EXERCISE TEXT>
● ● ● ● ● ● ●

KC60 code by attendance type
One hundred and ninety-four (40.1%) episodes of the appointments visits indicate the presence of an STI and/or another problem requiring treatment or further action taking, compared with 136 (46.7%) similar episodes in the walk-in category X2 test, P = 0.107.
Rates of STIs (data not shown) were comparable in the two attendance types. Fifty-seven (12.4%) individuals in the appointment category were found to have chlamydia compared with 43 (14.7%) in the walk-in category (chi-squared test, P = 0.46).
DISCUSSION
Until recently, due to increased demand, many GU medicine services reduced or abandoned walk-in clinics and introduced appointment systems instead. 4 However, with the escalating STIs and the long waiting time for appointments, it became necessary that new measures have to be implemented. The pressure on services had grown leading to changes in clinic policies, staff's role change and reduction in follow-up visits. 5
GU medicine clinics reviewed and modernised their practices when the UK government introduced a 48-hour access target for sexual health services. 5,6 The GU medicine service for North Tyneside introduced one walk-in session along with appointments long time before the introduction of the 48-hour access target. This was part of the ongoing efforts to provide more flexible options to service users, reduce appointment waiting time and to meet the increasing demand. With the availability of new resources and modernising the service, we were able to meet the target of offering all clinic contacts an appointment to be seen within 48 hours.

● ● ● ● ● ● ●

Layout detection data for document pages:
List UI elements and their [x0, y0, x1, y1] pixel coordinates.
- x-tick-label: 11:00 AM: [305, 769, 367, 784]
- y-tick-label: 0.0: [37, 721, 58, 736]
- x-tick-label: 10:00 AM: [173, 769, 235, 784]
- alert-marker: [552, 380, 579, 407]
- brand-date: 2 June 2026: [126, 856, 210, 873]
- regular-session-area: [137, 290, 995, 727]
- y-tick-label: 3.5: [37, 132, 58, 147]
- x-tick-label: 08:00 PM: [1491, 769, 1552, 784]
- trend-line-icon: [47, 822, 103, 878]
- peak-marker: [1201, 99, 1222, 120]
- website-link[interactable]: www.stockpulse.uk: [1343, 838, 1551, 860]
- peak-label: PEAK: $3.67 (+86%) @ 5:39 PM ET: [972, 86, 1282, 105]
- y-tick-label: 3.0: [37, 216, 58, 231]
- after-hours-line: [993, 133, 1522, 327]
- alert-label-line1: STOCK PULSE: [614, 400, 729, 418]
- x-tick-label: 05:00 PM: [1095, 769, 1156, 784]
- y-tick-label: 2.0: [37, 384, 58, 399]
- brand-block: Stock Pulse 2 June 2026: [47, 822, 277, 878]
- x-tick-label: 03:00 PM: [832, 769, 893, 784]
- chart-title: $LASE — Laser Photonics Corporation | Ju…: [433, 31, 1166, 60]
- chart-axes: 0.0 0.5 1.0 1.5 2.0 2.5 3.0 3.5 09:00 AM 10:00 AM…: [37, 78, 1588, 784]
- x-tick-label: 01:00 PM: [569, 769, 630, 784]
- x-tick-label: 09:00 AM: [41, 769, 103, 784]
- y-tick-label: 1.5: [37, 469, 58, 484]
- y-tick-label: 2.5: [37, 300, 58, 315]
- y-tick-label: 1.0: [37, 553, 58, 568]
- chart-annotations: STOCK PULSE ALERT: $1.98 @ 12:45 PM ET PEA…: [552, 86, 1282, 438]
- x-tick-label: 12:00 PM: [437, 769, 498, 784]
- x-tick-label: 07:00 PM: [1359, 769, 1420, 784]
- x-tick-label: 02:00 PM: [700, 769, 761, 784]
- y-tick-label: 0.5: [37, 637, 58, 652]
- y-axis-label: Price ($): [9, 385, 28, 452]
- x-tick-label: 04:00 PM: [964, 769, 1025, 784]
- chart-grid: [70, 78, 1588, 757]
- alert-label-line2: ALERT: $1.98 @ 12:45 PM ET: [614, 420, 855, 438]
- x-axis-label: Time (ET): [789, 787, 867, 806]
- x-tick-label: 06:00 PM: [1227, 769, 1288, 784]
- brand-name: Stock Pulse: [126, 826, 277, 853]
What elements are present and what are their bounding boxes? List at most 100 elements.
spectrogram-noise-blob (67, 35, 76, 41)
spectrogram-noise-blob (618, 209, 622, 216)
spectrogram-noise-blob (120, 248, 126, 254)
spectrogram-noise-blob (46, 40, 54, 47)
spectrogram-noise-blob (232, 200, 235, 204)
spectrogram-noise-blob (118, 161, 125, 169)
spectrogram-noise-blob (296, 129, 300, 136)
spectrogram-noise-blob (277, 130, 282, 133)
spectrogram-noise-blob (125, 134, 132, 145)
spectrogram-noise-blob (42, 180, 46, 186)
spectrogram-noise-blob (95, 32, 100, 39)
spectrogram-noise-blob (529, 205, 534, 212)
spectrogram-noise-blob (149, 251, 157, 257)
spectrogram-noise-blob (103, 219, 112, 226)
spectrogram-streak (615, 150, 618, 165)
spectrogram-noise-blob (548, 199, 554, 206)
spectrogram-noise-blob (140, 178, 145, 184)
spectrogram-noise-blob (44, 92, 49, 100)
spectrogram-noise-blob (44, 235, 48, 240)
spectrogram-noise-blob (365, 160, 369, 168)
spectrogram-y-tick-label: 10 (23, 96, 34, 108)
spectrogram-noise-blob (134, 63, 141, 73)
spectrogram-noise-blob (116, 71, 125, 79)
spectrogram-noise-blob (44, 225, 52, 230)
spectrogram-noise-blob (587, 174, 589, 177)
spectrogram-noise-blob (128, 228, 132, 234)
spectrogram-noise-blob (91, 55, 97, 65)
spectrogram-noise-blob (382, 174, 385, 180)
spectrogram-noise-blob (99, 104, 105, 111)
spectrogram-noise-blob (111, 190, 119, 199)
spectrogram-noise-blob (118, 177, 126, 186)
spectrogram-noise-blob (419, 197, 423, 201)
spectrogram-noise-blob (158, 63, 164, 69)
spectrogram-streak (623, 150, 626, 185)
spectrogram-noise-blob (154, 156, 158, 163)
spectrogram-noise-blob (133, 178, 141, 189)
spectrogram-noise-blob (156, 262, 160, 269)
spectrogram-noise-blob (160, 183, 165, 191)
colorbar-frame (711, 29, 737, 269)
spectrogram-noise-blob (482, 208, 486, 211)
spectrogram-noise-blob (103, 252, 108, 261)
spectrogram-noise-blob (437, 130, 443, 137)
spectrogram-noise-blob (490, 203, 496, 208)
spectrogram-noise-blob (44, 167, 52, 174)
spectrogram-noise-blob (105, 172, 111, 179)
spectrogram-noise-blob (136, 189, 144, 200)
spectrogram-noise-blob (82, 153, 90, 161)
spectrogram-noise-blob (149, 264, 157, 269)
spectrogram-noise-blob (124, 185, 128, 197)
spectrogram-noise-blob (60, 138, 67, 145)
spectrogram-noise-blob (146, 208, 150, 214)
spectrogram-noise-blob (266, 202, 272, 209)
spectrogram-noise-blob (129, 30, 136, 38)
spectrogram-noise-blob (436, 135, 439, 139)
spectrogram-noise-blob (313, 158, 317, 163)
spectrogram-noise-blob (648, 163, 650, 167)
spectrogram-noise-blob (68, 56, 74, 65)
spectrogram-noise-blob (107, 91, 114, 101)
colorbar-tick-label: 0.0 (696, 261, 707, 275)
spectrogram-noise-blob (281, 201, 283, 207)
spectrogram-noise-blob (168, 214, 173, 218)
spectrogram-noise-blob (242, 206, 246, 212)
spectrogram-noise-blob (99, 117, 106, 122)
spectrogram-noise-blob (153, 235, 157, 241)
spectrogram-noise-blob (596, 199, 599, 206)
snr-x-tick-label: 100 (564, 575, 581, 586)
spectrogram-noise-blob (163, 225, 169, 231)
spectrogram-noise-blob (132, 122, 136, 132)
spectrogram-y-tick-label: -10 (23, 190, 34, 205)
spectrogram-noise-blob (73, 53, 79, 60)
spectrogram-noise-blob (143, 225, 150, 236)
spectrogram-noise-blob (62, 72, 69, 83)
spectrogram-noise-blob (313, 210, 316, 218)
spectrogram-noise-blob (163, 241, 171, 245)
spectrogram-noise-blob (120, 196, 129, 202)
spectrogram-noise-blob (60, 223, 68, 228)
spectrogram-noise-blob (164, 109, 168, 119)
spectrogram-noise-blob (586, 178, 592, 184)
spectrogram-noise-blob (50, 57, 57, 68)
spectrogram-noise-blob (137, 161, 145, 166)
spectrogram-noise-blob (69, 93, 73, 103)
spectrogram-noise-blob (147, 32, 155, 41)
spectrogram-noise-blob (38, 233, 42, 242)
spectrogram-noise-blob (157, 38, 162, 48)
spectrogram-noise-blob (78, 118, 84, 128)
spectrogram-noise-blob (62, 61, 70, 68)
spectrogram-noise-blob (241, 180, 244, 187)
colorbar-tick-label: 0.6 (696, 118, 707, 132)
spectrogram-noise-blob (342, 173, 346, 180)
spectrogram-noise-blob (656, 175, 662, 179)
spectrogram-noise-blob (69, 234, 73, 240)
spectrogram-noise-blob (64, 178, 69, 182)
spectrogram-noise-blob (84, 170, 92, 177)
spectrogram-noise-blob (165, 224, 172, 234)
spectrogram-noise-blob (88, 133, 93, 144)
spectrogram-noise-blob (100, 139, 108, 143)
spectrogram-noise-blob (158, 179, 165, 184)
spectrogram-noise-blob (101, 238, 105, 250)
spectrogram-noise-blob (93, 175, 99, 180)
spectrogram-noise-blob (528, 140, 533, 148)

● ● ● ● ● ● ●

WORK REQUEST A>
In the text on walk-in and appointment clinics, how many people in the appointment group were found to have chlamydia?
WORK REQUEST B>
Copy word for word the part of the text on walk-in and appointment clinics starting at "KC60 code by" and ending at "test, P = 0.107.".

WRITTEN SOLUTION A>
Fifty-seven (12.4%).

WRITTEN SOLUTION B>
KC60 code by attendance type
One hundred and ninety-four (40.1%) episodes of the appointments visits indicate the presence of an STI and/or another problem requiring treatment or further action taking, compared with 136 (46.7%) similar episodes in the walk-in category X2 test, P = 0.107.